--- start PAGE EXTRACT ---

The pipeline implementation of dividers requires a lot of hardware. So, there are many processors where division is often not pipelined.

Then in week 9 we moved on to the input/output part of the processing. We started with the most important kinds of secondary memory devices that we use, namely the hard disk. And of course, the computing technology that is called solid-state disk, which is very fast replacing hard disks. Now-a-days if you buy laptops you often come with an option to get SSDs instead of hard disks. Because in SSDs there are no moving parts, while computing even if you shake your laptop nothing will happen, which was a danger for hard disk because there is a mechanical moving part. So, if there any jerks there is a chance of the hard disk getting damaged.

--- end PAGE EXTRACT ---

_WHAT YOU ARE ASKED TO DO:_ Transcribe the passage on pipelined dividers and hard disks versus solid-state disks in full, word for word.

--- start EXTRACTED RECORDS ---

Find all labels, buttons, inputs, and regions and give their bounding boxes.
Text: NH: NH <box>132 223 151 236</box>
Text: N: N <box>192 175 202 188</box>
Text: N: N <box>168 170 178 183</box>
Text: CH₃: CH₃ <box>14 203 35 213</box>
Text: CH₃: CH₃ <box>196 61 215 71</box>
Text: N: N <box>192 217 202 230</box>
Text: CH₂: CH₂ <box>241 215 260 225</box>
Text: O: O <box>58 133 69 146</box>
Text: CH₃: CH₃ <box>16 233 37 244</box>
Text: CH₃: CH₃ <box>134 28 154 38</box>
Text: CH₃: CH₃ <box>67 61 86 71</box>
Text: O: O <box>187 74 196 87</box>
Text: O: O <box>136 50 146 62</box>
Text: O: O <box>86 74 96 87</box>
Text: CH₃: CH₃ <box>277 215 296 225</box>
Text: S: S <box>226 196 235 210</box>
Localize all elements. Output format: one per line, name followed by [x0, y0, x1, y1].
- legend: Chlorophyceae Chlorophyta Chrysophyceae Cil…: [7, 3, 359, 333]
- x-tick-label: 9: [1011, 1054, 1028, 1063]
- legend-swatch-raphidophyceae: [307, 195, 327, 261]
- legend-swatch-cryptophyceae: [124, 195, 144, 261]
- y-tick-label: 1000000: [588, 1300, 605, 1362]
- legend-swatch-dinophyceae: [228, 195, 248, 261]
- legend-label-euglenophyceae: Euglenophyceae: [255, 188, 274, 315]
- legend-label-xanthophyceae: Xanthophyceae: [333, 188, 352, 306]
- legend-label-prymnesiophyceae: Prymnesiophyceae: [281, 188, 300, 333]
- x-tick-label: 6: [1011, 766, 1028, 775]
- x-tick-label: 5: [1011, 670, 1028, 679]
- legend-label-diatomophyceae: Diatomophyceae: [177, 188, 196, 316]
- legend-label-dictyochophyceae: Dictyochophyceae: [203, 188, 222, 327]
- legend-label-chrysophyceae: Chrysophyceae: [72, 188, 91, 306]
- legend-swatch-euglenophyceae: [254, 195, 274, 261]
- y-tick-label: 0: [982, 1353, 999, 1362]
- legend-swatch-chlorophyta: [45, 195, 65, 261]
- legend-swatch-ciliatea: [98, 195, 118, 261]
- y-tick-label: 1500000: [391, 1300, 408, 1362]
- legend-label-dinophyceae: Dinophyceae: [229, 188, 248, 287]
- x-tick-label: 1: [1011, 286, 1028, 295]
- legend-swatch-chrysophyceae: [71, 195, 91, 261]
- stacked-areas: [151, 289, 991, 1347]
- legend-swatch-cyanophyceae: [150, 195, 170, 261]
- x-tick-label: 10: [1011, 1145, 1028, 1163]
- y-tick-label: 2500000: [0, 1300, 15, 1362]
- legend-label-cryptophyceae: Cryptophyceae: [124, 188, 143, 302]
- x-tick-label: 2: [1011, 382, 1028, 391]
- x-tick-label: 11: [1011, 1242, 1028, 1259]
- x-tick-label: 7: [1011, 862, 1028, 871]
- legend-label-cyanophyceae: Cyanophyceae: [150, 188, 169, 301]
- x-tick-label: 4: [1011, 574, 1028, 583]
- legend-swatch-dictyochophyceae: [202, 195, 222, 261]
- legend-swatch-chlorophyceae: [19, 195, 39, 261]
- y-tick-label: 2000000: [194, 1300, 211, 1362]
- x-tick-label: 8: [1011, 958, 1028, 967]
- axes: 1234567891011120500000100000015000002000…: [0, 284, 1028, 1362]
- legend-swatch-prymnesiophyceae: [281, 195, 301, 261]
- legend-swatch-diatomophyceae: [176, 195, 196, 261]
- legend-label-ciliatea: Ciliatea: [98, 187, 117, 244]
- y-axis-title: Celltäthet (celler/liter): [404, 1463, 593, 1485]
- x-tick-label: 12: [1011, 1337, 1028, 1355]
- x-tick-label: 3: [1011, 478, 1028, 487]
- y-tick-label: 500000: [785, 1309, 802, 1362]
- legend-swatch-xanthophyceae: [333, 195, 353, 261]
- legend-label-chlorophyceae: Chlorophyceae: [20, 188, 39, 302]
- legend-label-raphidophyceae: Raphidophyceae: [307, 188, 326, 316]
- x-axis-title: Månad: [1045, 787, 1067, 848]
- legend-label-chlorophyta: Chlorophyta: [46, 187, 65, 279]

--- end EXTRACTED RECORDS ---

_EXPECTED ANSWER:_
The pipeline implementation of dividers requires a lot of hardware. So, there are many processors where division is often not pipelined.

Then in week 9 we moved on to the input/output part of the processing. We started with the most important kinds of secondary memory devices that we use, namely the hard disk. And of course, the computing technology that is called solid-state disk, which is very fast replacing hard disks. Now-a-days if you buy laptops you often come with an option to get SSDs instead of hard disks. Because in SSDs there are no moving parts, while computing even if you shake your laptop nothing will happen, which was a danger for hard disk because there is a mechanical moving part. So, if there any jerks there is a chance of the hard disk getting damaged.